**WHAT YOU HAVE TO DO**:
The listing below is the input. Say how many of its lines contain "Training", giving the number alone.
— BEGIN ENTRIES SUPPLIED —
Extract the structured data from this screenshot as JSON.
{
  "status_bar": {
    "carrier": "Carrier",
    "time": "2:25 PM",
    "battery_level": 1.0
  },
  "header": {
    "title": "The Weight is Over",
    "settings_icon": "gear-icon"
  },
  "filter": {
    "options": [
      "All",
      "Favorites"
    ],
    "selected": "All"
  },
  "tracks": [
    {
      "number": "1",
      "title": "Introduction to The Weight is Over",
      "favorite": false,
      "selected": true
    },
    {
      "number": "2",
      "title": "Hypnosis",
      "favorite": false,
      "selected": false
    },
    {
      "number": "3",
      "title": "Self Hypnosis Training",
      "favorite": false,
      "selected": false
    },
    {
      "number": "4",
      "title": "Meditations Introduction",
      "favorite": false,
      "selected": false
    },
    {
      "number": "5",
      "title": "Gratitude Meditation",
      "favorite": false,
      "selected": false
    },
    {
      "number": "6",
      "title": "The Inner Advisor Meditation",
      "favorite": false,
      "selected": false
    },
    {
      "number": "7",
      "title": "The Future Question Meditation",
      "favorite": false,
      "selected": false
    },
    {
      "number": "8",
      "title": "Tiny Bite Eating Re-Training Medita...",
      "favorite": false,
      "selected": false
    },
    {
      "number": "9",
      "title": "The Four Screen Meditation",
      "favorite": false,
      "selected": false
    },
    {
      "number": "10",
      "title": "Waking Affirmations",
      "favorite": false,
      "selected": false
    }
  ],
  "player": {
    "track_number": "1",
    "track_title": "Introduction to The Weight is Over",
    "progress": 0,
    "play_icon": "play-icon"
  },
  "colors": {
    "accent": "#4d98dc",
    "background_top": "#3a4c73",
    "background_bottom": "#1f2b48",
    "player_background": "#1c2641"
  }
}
— END ENTRIES SUPPLIED —
**RESULT FOR THIS EXERCISE**:
2